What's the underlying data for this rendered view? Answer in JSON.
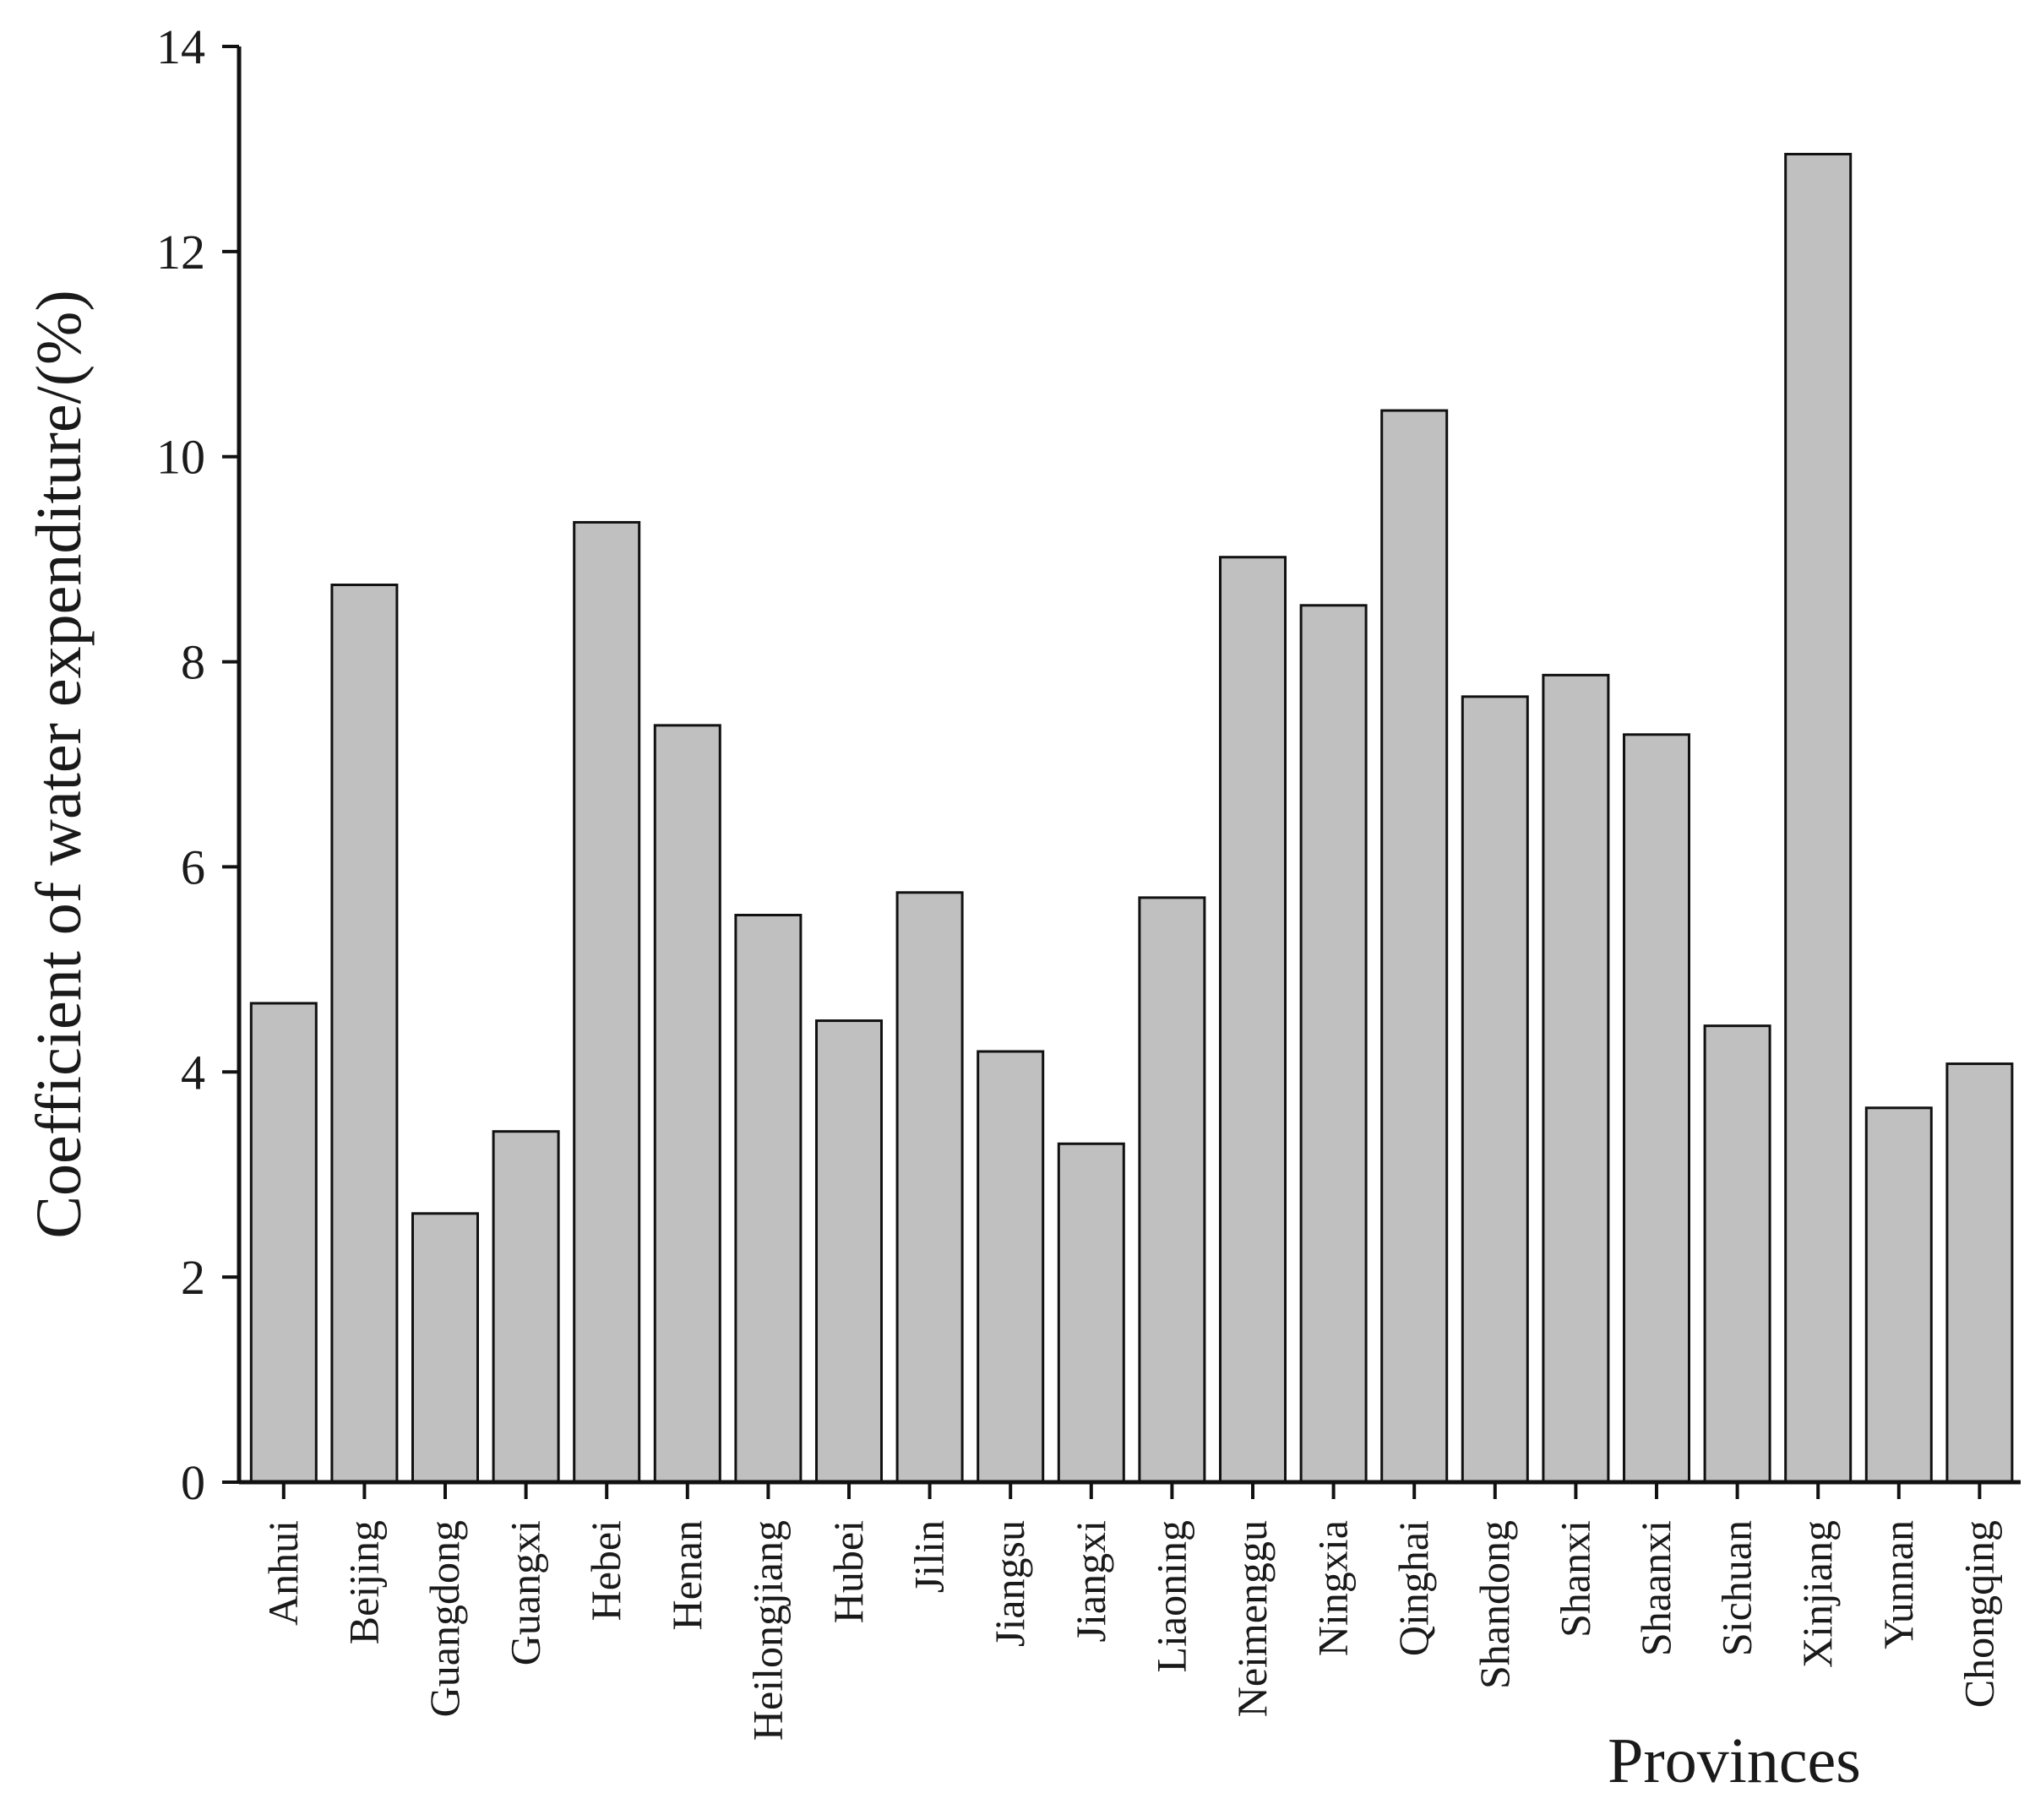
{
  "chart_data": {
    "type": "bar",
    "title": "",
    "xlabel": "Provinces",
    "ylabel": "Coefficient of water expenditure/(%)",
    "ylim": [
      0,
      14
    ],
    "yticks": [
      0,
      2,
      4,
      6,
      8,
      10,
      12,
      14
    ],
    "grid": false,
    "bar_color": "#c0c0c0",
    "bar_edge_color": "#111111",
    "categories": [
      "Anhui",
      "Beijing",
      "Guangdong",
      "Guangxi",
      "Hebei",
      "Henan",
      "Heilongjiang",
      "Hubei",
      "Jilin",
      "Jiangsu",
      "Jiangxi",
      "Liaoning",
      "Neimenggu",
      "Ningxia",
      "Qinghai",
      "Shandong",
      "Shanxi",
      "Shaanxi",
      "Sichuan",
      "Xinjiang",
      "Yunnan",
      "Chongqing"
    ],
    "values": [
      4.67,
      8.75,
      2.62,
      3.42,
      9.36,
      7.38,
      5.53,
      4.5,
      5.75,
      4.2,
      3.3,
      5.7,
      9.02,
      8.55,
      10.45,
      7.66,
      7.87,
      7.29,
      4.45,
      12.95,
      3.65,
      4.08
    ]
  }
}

···

### What is being asked:
Keep the pictures out and write out the records exactly.

### Completed exercise:
What's the underlying data for this rendered view? Answer in JSON.
{
  "chart_data": {
    "type": "bar",
    "title": "",
    "xlabel": "Provinces",
    "ylabel": "Coefficient of water expenditure/(%)",
    "ylim": [
      0,
      14
    ],
    "yticks": [
      0,
      2,
      4,
      6,
      8,
      10,
      12,
      14
    ],
    "grid": false,
    "bar_color": "#c0c0c0",
    "bar_edge_color": "#111111",
    "categories": [
      "Anhui",
      "Beijing",
      "Guangdong",
      "Guangxi",
      "Hebei",
      "Henan",
      "Heilongjiang",
      "Hubei",
      "Jilin",
      "Jiangsu",
      "Jiangxi",
      "Liaoning",
      "Neimenggu",
      "Ningxia",
      "Qinghai",
      "Shandong",
      "Shanxi",
      "Shaanxi",
      "Sichuan",
      "Xinjiang",
      "Yunnan",
      "Chongqing"
    ],
    "values": [
      4.67,
      8.75,
      2.62,
      3.42,
      9.36,
      7.38,
      5.53,
      4.5,
      5.75,
      4.2,
      3.3,
      5.7,
      9.02,
      8.55,
      10.45,
      7.66,
      7.87,
      7.29,
      4.45,
      12.95,
      3.65,
      4.08
    ]
  }
}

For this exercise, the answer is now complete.